In the material below, find each line holding the string "voices" and copy it.

>> Begin SUPPLIED ENTRIES

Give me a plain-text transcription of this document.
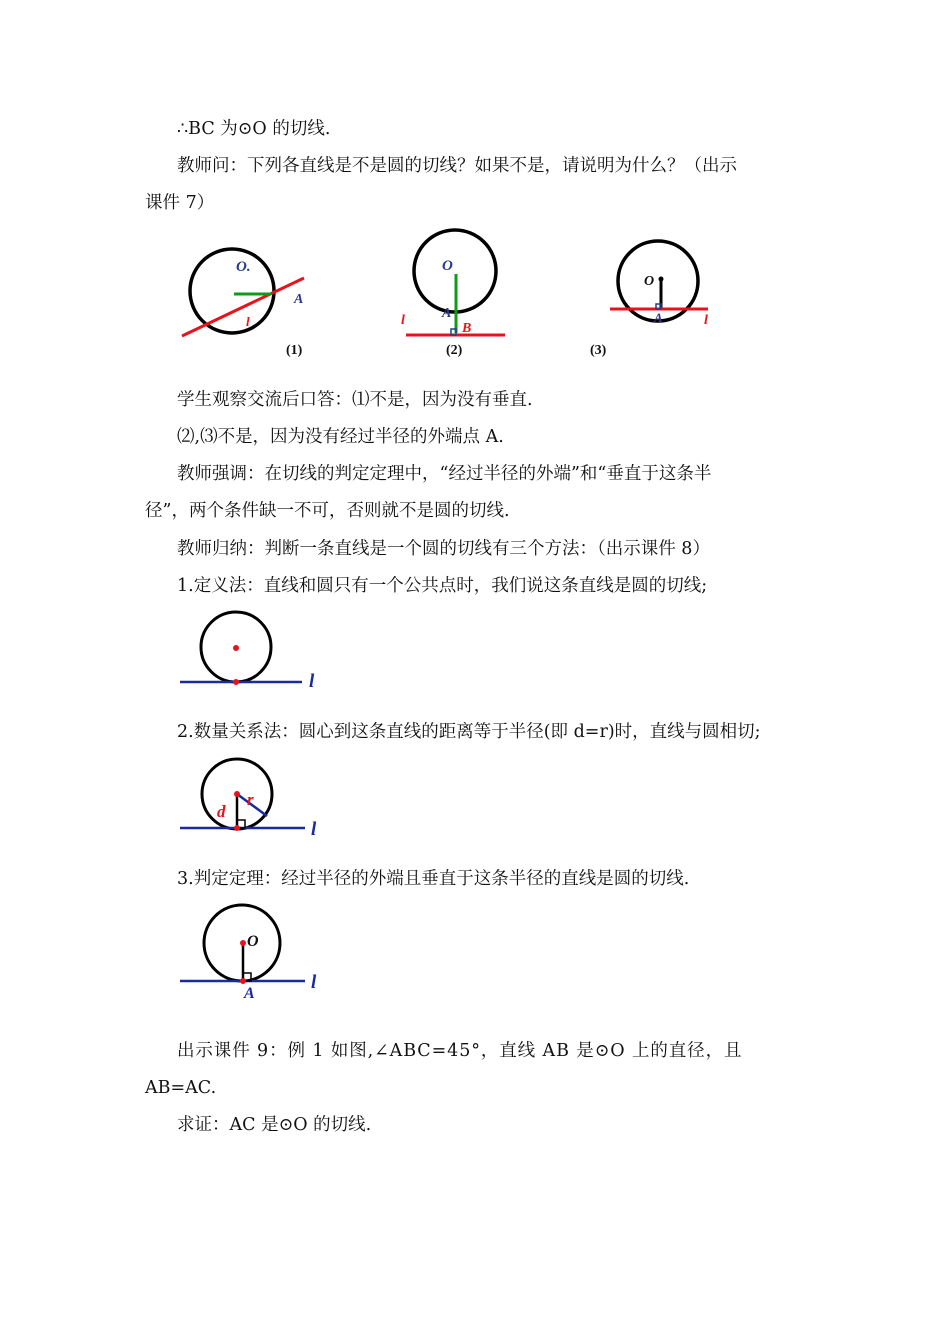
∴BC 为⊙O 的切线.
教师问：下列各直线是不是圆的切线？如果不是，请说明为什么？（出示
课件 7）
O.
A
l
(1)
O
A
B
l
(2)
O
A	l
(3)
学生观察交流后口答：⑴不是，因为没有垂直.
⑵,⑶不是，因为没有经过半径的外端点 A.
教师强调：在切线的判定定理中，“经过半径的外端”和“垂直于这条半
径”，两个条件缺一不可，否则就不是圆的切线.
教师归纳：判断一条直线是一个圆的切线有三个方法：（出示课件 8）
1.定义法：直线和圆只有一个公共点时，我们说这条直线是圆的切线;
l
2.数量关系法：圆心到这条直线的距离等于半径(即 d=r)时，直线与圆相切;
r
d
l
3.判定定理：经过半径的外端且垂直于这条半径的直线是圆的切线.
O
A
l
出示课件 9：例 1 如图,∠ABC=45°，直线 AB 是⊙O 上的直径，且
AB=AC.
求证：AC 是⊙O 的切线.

>> End SUPPLIED ENTRIES
>> Begin SUPPLIED ENTRIES

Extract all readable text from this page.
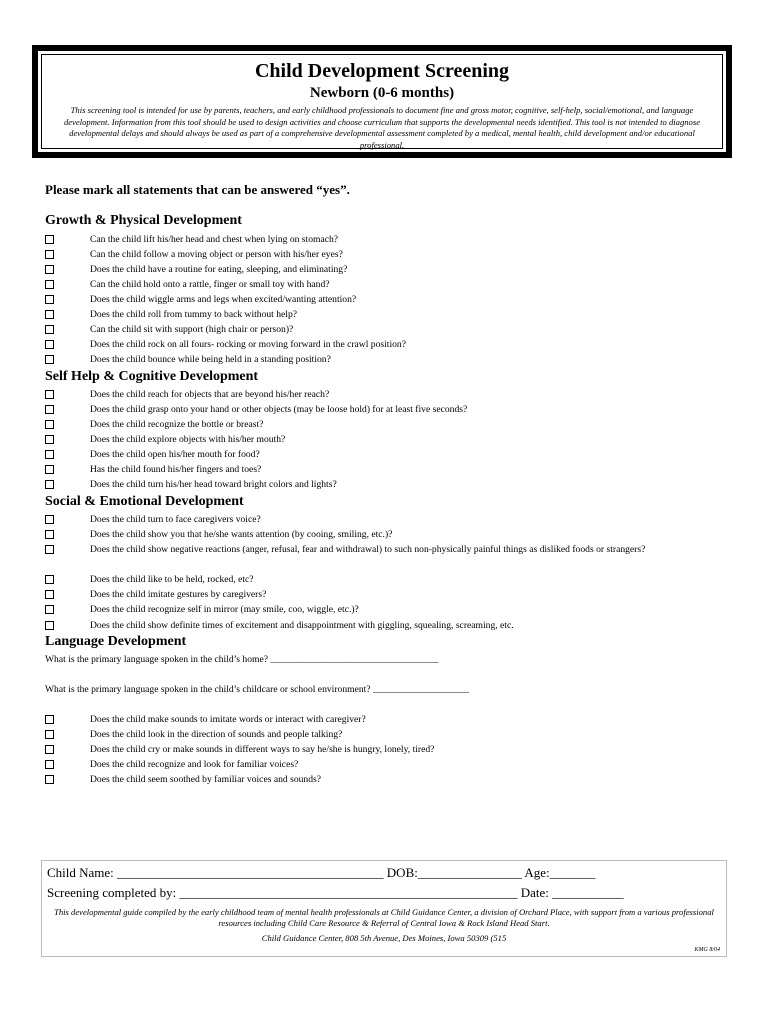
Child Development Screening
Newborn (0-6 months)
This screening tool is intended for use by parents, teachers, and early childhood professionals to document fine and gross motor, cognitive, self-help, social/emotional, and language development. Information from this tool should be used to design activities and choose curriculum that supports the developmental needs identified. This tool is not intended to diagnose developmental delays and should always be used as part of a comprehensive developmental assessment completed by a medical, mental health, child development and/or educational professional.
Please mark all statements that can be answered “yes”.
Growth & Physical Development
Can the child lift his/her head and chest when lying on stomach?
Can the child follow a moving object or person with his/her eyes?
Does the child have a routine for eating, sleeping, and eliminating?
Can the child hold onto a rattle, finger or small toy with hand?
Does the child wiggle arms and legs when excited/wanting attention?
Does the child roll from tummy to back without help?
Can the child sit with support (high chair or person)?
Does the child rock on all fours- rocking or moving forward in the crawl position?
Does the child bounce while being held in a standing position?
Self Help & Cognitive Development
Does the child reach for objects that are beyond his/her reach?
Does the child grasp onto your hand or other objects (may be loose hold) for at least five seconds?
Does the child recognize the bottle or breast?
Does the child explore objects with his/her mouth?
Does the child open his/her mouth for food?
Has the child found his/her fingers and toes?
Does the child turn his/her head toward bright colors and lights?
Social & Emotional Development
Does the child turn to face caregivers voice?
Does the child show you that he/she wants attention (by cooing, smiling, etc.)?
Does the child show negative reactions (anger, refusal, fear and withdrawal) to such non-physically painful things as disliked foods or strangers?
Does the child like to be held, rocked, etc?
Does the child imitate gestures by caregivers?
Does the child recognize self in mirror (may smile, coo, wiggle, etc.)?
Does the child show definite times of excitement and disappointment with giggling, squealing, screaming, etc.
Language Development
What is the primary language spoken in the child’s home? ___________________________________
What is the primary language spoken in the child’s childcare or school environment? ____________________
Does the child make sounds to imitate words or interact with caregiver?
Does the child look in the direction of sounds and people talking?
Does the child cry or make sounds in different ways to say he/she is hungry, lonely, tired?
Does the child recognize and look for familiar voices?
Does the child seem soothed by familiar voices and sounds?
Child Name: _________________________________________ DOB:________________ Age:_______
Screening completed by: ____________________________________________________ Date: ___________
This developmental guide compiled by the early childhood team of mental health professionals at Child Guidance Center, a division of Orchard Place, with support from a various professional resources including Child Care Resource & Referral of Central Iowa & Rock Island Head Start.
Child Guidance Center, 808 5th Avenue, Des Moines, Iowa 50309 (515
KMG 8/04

>> End SUPPLIED ENTRIES

**THE OUTPUT**
Does the child recognize and look for familiar voices?
Does the child seem soothed by familiar voices and sounds?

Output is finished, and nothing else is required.